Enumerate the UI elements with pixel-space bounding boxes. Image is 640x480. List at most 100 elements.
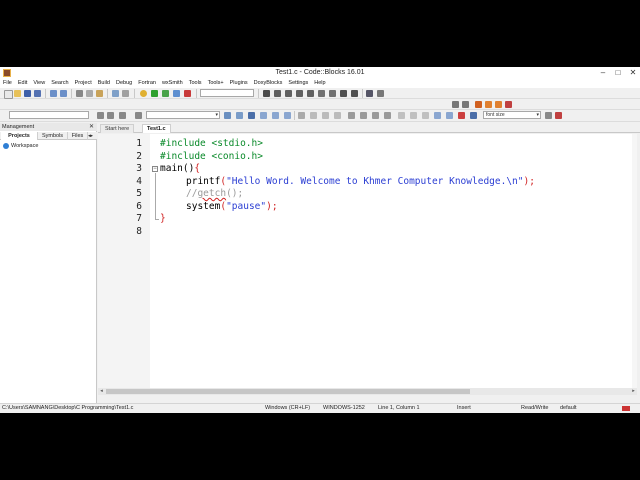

==

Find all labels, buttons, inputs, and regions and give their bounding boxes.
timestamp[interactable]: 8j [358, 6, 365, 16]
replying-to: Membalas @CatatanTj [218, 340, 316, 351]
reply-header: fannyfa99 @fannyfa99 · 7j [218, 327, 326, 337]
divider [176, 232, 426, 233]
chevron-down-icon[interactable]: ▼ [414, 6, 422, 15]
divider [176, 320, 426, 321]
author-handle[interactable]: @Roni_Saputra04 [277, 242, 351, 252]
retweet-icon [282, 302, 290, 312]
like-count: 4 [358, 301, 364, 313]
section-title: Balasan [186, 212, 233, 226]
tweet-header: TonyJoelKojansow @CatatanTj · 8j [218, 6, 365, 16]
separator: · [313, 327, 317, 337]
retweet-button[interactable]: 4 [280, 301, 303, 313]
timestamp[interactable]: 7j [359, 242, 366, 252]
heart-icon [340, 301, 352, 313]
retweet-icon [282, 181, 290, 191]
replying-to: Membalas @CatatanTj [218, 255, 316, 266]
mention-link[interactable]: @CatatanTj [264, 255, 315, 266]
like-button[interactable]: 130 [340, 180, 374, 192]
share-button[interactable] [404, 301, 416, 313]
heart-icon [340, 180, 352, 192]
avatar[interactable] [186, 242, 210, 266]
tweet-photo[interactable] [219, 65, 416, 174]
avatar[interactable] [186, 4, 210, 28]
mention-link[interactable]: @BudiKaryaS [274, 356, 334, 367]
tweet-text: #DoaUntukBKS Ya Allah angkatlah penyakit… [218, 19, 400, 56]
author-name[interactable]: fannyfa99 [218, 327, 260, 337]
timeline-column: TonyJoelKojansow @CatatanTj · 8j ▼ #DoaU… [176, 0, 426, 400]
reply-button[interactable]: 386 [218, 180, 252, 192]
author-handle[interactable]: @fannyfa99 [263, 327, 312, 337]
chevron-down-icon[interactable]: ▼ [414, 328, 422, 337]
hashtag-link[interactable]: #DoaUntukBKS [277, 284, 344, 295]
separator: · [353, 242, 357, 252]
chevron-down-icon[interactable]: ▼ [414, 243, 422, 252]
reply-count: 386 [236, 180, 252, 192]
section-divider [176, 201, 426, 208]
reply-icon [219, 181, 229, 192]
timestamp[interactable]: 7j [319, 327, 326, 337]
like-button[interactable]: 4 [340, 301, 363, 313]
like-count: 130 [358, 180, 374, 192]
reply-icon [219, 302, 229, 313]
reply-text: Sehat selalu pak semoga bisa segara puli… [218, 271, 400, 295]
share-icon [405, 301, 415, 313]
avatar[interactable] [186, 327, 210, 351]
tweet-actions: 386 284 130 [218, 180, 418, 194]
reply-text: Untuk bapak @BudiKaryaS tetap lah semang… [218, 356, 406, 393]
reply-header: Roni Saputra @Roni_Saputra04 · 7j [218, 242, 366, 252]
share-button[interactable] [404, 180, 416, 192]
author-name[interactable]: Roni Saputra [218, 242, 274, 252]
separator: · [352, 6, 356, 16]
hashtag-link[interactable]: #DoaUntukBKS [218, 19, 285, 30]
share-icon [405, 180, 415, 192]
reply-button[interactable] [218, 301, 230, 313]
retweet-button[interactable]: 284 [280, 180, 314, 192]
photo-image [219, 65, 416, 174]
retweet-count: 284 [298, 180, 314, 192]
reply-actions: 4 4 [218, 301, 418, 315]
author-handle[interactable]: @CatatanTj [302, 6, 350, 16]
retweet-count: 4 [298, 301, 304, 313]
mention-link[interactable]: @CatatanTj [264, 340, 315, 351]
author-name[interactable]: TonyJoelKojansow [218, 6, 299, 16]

EXERCISE DIRECTIONS » Render the records between the lines holding "Find all labels, buttons, inputs, and" and "author-handle[interactable]: @fannyfa99 [263, 327, 312, 337]", inclusive, as a two-column CSV headed instruction and output. Give one row per instruction, with the instruction and its answer each in a single quoted field and line breaks turned into spaces.

ANSWER IN FULL »
instruction,output
"Find all labels, buttons, inputs, and regions and give their bounding boxes.","timestamp[interactable]: 8j [358, 6, 365, 16] replying-to: Membalas @CatatanTj [218, 340, 316, 351] reply-header: fannyfa99 @fannyfa99 · 7j [218, 327, 326, 337] divider [176, 232, 426, 233] chevron-down-icon[interactable]: ▼ [414, 6, 422, 15] divider [176, 320, 426, 321] author-handle[interactable]: @Roni_Saputra04 [277, 242, 351, 252] retweet-icon [282, 302, 290, 312] like-count: 4 [358, 301, 364, 313] section-title: Balasan [186, 212, 233, 226] tweet-header: TonyJoelKojansow @CatatanTj · 8j [218, 6, 365, 16] separator: · [313, 327, 317, 337] retweet-button[interactable]: 4 [280, 301, 303, 313] timestamp[interactable]: 7j [359, 242, 366, 252] heart-icon [340, 301, 352, 313] retweet-icon [282, 181, 290, 191] replying-to: Membalas @CatatanTj [218, 255, 316, 266] mention-link[interactable]: @CatatanTj [264, 255, 315, 266] like-button[interactable]: 130 [340, 180, 374, 192] share-button[interactable] [404, 301, 416, 313] heart-icon [340, 180, 352, 192] avatar[interactable] [186, 242, 210, 266] tweet-photo[interactable] [219, 65, 416, 174] avatar[interactable] [186, 4, 210, 28] mention-link[interactable]: @BudiKaryaS [274, 356, 334, 367] tweet-text: #DoaUntukBKS Ya Allah angkatlah penyakit… [218, 19, 400, 56] author-name[interactable]: fannyfa99 [218, 327, 260, 337] timeline-column: TonyJoelKojansow @CatatanTj · 8j ▼ #DoaU… [176, 0, 426, 400] reply-button[interactable]: 386 [218, 180, 252, 192] author-handle[interactable]: @fannyfa99 [263, 327, 312, 337]"